◆ **抜粋本文**
じっとのぞき込むと、なめらかなやさしい虹が見える。上品で楚々(そそ)としたたたずまいと、凛とした強さ。地球がつくりだした光は、ありのままの姿で堂々と生きる、芯のあるひとにも重なる。それはまさに、わたしの思う理想の大人そのものだ。

パールの一粒ピアスに長くあこがれていた。顔のすぐそばで、光を集めて照らすパール。わたしの理想の、大人のピアス。

なかでも老舗の専門店がつくるピアスは、普遍の歴史と風格がある。しかし、あこがれのぶんだけ敷居も高く、なによりわたしにはまだ早過ぎて、もったいない

欲しいと思い描いては、まだまだと首を振る。似たような「それなり」の安価なものを身に着けては、浮かび上がる「ほんとうはこれじゃないんだけどな」に気づかないふりをする。

そんなことを十年ほどくり返し、気づけば四十も超えていた。

意志さえあれば手に入るのに、自意識が邪魔をする

「これ、いまの自分にはちょっともったいないかな」

なにかに迷ったとき、ついそう思うくせがある。買いものに限った話ではない。

あるときは、十数年あこがれ続けたクラシックホテルが、迷って足踏みをしているうちに休業が決まり、予約困難となってしまった(大泣きした)。

◆ **課題一覧**
A – パールのピアスの文章で、あこがれては首を振ることを何年ほどくり返したとあるか。
B – パールのピアスの文章を、最後の文のあとから書き継いでほしい。
資料は使わなくてよい。

◆ **提供資料**
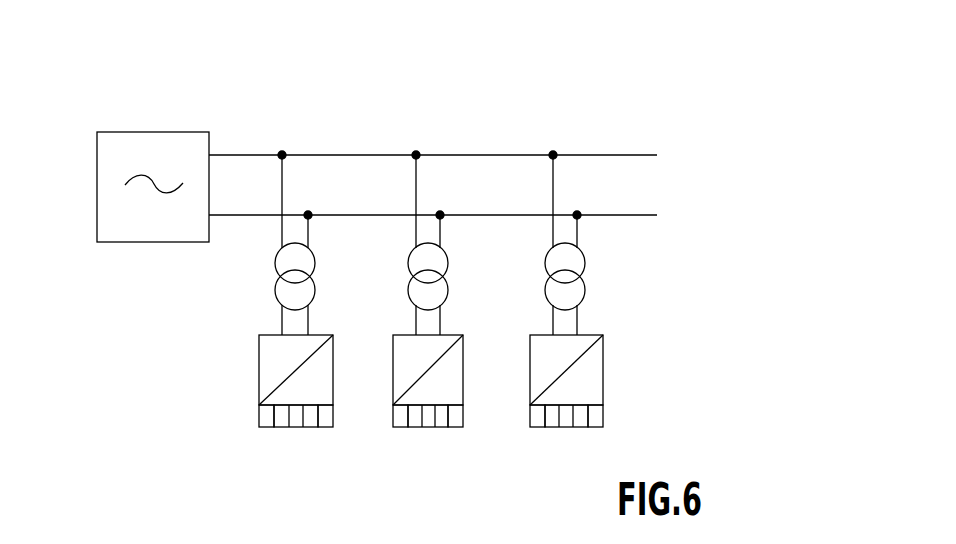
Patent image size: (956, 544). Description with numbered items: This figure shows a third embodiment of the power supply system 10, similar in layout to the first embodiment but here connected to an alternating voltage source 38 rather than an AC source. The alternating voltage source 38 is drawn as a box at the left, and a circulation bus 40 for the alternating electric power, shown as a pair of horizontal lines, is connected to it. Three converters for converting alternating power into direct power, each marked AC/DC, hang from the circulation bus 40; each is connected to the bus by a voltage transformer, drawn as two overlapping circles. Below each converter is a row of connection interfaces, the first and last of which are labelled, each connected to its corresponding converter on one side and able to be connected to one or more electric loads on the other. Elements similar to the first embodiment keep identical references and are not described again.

The power supply system 10 is at (645, 128).
The alternating voltage source 38 is at (168, 132).
The circulation bus 40 is at (495, 155).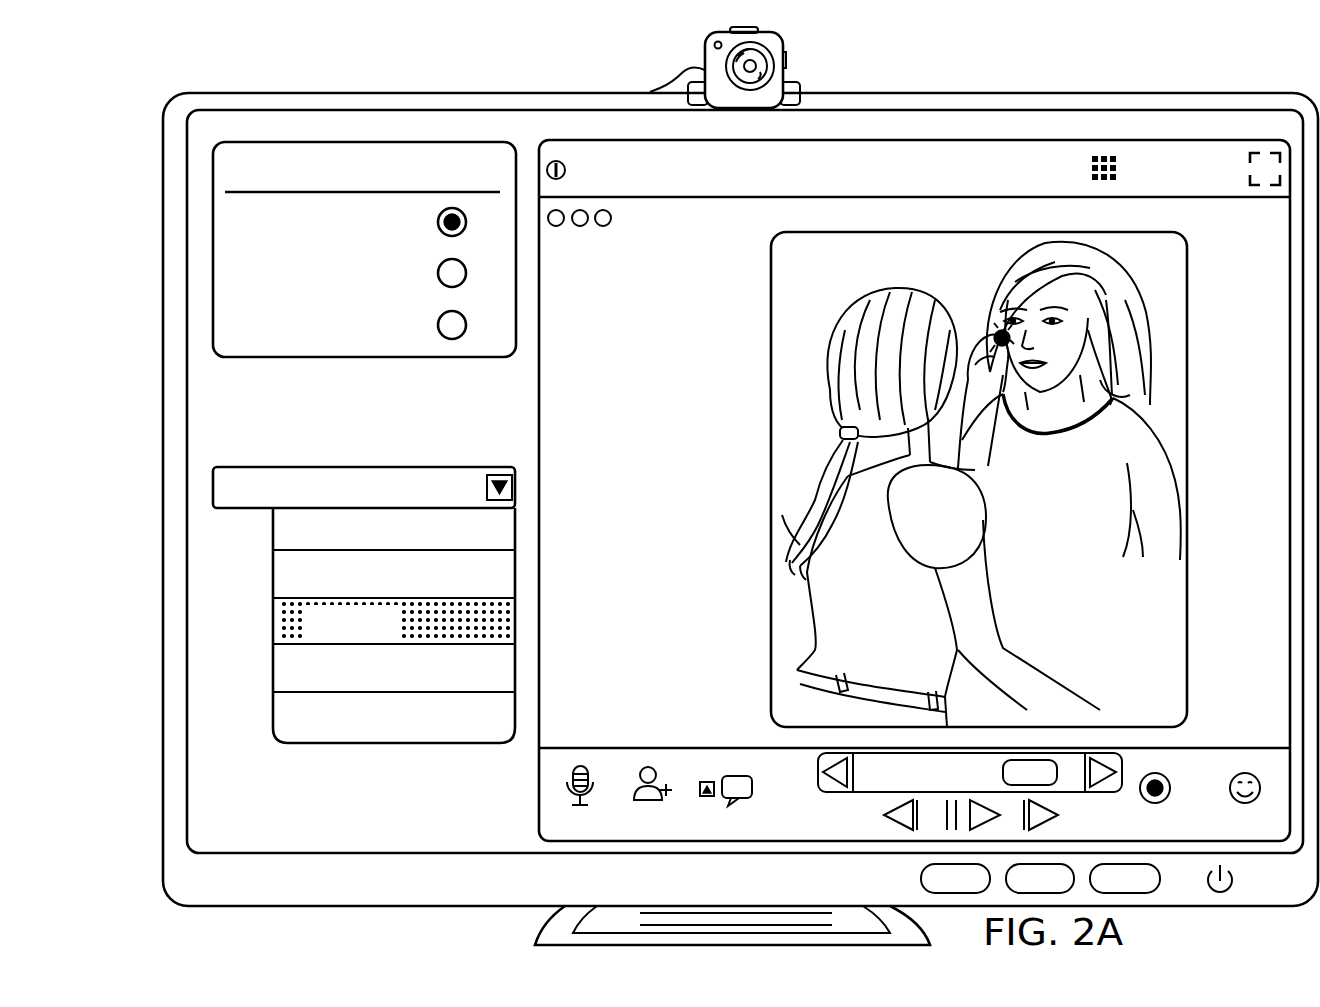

◆ **解答一覧**
A – 十年ほど。

B –
またあるときは、仕事で使う名刺をプロのデザイナーに依頼したいのに、「わたしなんかが」という気持ちが邪魔をする(そして仕上がった自作の名刺に毎度がっかり)。

パールのピアスも同じだ。「すごく欲しいのに、いまの自分にはぜいたくだ」と、みずからの手で払いのける。

迷いが経済的な理由であれば、まだ納得がいく。むしろお金という物理的なハードルなら、即座に判断もあきらめもつく。やっかいなのは、この「なんとなく自分にはもったいないかも」と思ってしまうときだ

おかしな自意識が邪魔をして、こころが「ほんとにいいの?」とストップをかける。

自分の意志さえあれば手に入るものに対して、うじうじと考え込んでしまうのはどうしてだろう。澱(おり)のようにこころの底に積もる「もったいない」を、ゆっくりほぐしていくと、思いあたることがあった。


「もったいない」の後ろにあるのは、自分への自信のなさ

わたしはいつだって「いま」の自分に自信が持てずにいたのだ。「もったいない」は「それを与える価値がない」ともいえる。自分に対して「価値がない」と言いつづければ、どんどん自信はなくなっていく。言葉とは、思考とは、そういうものだろう。

まだ、それを手にする自分になれていない。まだ、それが似合う体型になっていない。まだ、それに見合うだけの成果をあげていない。自分の至らぬ部分を見つけては、自分でやりたいことにストップをかける。

そんな思いを家族に打ち明けると、半分あきれ顔でこう言われた。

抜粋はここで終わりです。